Rows -

▬▬▬▬▬▬

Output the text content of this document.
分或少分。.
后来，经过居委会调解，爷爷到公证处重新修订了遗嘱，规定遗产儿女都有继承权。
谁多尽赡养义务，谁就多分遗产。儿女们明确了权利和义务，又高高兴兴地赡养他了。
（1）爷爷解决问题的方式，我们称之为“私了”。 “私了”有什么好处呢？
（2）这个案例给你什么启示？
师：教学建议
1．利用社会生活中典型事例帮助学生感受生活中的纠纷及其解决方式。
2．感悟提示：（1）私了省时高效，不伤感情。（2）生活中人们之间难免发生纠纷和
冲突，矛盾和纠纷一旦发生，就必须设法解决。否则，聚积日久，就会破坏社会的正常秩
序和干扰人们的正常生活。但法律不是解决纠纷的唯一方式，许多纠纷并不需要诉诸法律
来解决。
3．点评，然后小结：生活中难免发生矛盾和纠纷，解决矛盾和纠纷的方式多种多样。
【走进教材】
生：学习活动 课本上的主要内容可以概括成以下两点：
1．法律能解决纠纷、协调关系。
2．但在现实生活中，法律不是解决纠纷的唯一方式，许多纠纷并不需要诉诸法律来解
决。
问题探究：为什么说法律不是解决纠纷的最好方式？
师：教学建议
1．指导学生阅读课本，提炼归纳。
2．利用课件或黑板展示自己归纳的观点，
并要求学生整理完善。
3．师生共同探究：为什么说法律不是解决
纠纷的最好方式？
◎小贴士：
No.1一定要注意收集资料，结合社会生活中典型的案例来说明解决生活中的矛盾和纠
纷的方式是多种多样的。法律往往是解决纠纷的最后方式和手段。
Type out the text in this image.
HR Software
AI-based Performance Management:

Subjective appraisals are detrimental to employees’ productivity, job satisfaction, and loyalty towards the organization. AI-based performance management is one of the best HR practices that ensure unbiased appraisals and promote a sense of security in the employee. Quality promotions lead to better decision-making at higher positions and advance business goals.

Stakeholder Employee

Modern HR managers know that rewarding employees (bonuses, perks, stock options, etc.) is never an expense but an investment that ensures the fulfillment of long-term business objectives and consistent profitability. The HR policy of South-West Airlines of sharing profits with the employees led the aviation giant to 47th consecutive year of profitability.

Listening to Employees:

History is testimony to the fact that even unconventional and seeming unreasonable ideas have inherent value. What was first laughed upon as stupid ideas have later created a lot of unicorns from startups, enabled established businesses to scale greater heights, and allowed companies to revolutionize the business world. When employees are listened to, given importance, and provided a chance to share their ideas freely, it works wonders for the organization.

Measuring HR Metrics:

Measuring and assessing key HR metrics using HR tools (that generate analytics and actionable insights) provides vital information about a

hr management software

▬▬▬▬▬▬

Aim - Word for word, extract all the records.

Reply -
Output the text content of this document.
分或少分。.
后来，经过居委会调解，爷爷到公证处重新修订了遗嘱，规定遗产儿女都有继承权。
谁多尽赡养义务，谁就多分遗产。儿女们明确了权利和义务，又高高兴兴地赡养他了。
（1）爷爷解决问题的方式，我们称之为“私了”。 “私了”有什么好处呢？
（2）这个案例给你什么启示？
师：教学建议
1．利用社会生活中典型事例帮助学生感受生活中的纠纷及其解决方式。
2．感悟提示：（1）私了省时高效，不伤感情。（2）生活中人们之间难免发生纠纷和
冲突，矛盾和纠纷一旦发生，就必须设法解决。否则，聚积日久，就会破坏社会的正常秩
序和干扰人们的正常生活。但法律不是解决纠纷的唯一方式，许多纠纷并不需要诉诸法律
来解决。
3．点评，然后小结：生活中难免发生矛盾和纠纷，解决矛盾和纠纷的方式多种多样。
【走进教材】
生：学习活动 课本上的主要内容可以概括成以下两点：
1．法律能解决纠纷、协调关系。
2．但在现实生活中，法律不是解决纠纷的唯一方式，许多纠纷并不需要诉诸法律来解
决。
问题探究：为什么说法律不是解决纠纷的最好方式？
师：教学建议
1．指导学生阅读课本，提炼归纳。
2．利用课件或黑板展示自己归纳的观点，
并要求学生整理完善。
3．师生共同探究：为什么说法律不是解决
纠纷的最好方式？
◎小贴士：
No.1一定要注意收集资料，结合社会生活中典型的案例来说明解决生活中的矛盾和纠
纷的方式是多种多样的。法律往往是解决纠纷的最后方式和手段。
Type out the text in this image.
HR Software
AI-based Performance Management:

Subjective appraisals are detrimental to employees’ productivity, job satisfaction, and loyalty towards the organization. AI-based performance management is one of the best HR practices that ensure unbiased appraisals and promote a sense of security in the employee. Quality promotions lead to better decision-making at higher positions and advance business goals.

Stakeholder Employee

Modern HR managers know that rewarding employees (bonuses, perks, stock options, etc.) is never an expense but an investment that ensures the fulfillment of long-term business objectives and consistent profitability. The HR policy of South-West Airlines of sharing profits with the employees led the aviation giant to 47th consecutive year of profitability.

Listening to Employees:

History is testimony to the fact that even unconventional and seeming unreasonable ideas have inherent value. What was first laughed upon as stupid ideas have later created a lot of unicorns from startups, enabled established businesses to scale greater heights, and allowed companies to revolutionize the business world. When employees are listened to, given importance, and provided a chance to share their ideas freely, it works wonders for the organization.

Measuring HR Metrics:

Measuring and assessing key HR metrics using HR tools (that generate analytics and actionable insights) provides vital information about a

hr management software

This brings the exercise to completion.